--- EXERCISE INPUT ---

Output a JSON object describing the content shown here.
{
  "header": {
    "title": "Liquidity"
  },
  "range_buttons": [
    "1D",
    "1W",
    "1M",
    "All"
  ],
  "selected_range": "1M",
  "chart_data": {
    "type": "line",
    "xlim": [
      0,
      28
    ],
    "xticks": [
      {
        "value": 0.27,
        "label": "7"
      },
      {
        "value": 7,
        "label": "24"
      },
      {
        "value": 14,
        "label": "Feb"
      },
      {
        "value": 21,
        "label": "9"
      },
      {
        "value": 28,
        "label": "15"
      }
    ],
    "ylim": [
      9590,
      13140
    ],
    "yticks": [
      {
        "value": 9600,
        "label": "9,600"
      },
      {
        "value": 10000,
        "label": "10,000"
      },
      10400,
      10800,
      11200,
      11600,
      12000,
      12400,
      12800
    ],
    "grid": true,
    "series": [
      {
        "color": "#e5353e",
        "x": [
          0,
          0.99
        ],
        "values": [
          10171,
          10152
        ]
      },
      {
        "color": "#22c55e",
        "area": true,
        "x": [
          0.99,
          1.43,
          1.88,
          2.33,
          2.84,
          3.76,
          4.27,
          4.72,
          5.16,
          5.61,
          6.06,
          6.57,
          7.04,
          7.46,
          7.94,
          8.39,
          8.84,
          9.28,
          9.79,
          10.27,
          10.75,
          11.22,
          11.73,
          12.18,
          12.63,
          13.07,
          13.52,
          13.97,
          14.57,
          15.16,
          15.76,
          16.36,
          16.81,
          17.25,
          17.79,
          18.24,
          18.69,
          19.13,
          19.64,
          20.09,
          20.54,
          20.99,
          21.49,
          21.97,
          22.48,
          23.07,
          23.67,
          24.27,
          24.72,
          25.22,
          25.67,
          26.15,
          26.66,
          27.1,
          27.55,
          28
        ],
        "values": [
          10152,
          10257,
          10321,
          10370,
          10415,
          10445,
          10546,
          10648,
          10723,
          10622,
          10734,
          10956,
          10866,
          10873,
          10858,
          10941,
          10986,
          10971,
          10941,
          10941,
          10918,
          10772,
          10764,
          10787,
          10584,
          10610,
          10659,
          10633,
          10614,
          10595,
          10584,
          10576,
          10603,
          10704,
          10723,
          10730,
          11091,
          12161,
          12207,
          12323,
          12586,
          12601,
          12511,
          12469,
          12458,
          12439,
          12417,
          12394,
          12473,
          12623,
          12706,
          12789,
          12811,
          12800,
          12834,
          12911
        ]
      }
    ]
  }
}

---

Every entry above needs to be quoted exactly.

Output a JSON object describing the content shown here.
{
  "header": {
    "title": "Liquidity"
  },
  "range_buttons": [
    "1D",
    "1W",
    "1M",
    "All"
  ],
  "selected_range": "1M",
  "chart_data": {
    "type": "line",
    "xlim": [
      0,
      28
    ],
    "xticks": [
      {
        "value": 0.27,
        "label": "7"
      },
      {
        "value": 7,
        "label": "24"
      },
      {
        "value": 14,
        "label": "Feb"
      },
      {
        "value": 21,
        "label": "9"
      },
      {
        "value": 28,
        "label": "15"
      }
    ],
    "ylim": [
      9590,
      13140
    ],
    "yticks": [
      {
        "value": 9600,
        "label": "9,600"
      },
      {
        "value": 10000,
        "label": "10,000"
      },
      10400,
      10800,
      11200,
      11600,
      12000,
      12400,
      12800
    ],
    "grid": true,
    "series": [
      {
        "color": "#e5353e",
        "x": [
          0,
          0.99
        ],
        "values": [
          10171,
          10152
        ]
      },
      {
        "color": "#22c55e",
        "area": true,
        "x": [
          0.99,
          1.43,
          1.88,
          2.33,
          2.84,
          3.76,
          4.27,
          4.72,
          5.16,
          5.61,
          6.06,
          6.57,
          7.04,
          7.46,
          7.94,
          8.39,
          8.84,
          9.28,
          9.79,
          10.27,
          10.75,
          11.22,
          11.73,
          12.18,
          12.63,
          13.07,
          13.52,
          13.97,
          14.57,
          15.16,
          15.76,
          16.36,
          16.81,
          17.25,
          17.79,
          18.24,
          18.69,
          19.13,
          19.64,
          20.09,
          20.54,
          20.99,
          21.49,
          21.97,
          22.48,
          23.07,
          23.67,
          24.27,
          24.72,
          25.22,
          25.67,
          26.15,
          26.66,
          27.1,
          27.55,
          28
        ],
        "values": [
          10152,
          10257,
          10321,
          10370,
          10415,
          10445,
          10546,
          10648,
          10723,
          10622,
          10734,
          10956,
          10866,
          10873,
          10858,
          10941,
          10986,
          10971,
          10941,
          10941,
          10918,
          10772,
          10764,
          10787,
          10584,
          10610,
          10659,
          10633,
          10614,
          10595,
          10584,
          10576,
          10603,
          10704,
          10723,
          10730,
          11091,
          12161,
          12207,
          12323,
          12586,
          12601,
          12511,
          12469,
          12458,
          12439,
          12417,
          12394,
          12473,
          12623,
          12706,
          12789,
          12811,
          12800,
          12834,
          12911
        ]
      }
    ]
  }
}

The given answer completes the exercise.